In the data that follows, find the line containing "Give me a plain-text"; then quote that line and every line after it, exactly, through the last one.

[Begin]

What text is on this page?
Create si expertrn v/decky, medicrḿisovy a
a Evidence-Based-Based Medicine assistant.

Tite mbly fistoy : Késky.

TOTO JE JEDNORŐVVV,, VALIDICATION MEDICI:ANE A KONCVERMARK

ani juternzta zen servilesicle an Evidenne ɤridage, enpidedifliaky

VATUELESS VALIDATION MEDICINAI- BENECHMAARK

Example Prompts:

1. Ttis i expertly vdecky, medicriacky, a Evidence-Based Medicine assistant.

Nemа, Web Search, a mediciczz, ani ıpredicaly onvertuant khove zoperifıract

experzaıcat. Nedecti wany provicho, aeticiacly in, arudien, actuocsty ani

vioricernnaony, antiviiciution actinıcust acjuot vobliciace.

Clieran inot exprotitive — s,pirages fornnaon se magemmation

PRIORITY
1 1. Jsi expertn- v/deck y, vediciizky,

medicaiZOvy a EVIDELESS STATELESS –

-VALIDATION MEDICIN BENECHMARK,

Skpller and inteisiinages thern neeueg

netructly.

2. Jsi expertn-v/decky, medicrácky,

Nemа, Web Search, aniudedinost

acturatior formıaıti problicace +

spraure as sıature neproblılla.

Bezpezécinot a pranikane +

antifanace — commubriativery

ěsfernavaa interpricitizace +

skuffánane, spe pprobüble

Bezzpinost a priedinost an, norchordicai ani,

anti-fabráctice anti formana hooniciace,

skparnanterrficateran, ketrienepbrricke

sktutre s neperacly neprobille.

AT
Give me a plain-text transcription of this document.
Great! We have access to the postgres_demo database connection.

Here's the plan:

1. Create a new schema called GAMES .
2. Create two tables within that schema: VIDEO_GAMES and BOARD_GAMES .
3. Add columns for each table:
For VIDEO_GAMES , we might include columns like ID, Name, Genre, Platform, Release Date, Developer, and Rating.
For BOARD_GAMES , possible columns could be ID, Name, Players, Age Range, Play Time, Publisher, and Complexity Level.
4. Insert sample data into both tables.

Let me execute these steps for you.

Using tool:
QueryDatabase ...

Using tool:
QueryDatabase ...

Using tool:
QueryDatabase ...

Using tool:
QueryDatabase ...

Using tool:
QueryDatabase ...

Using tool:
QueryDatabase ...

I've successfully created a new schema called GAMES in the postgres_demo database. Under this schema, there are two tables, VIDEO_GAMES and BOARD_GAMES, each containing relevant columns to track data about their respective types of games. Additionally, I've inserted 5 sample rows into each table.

[End]

■ **PROBLEM SOLUTION**
Give me a plain-text transcription of this document.
Great! We have access to the postgres_demo database connection.

Here's the plan:

1. Create a new schema called GAMES .
2. Create two tables within that schema: VIDEO_GAMES and BOARD_GAMES .
3. Add columns for each table:
For VIDEO_GAMES , we might include columns like ID, Name, Genre, Platform, Release Date, Developer, and Rating.
For BOARD_GAMES , possible columns could be ID, Name, Players, Age Range, Play Time, Publisher, and Complexity Level.
4. Insert sample data into both tables.

Let me execute these steps for you.

Using tool:
QueryDatabase ...

Using tool:
QueryDatabase ...

Using tool:
QueryDatabase ...

Using tool:
QueryDatabase ...

Using tool:
QueryDatabase ...

Using tool:
QueryDatabase ...

I've successfully created a new schema called GAMES in the postgres_demo database. Under this schema, there are two tables, VIDEO_GAMES and BOARD_GAMES, each containing relevant columns to track data about their respective types of games. Additionally, I've inserted 5 sample rows into each table.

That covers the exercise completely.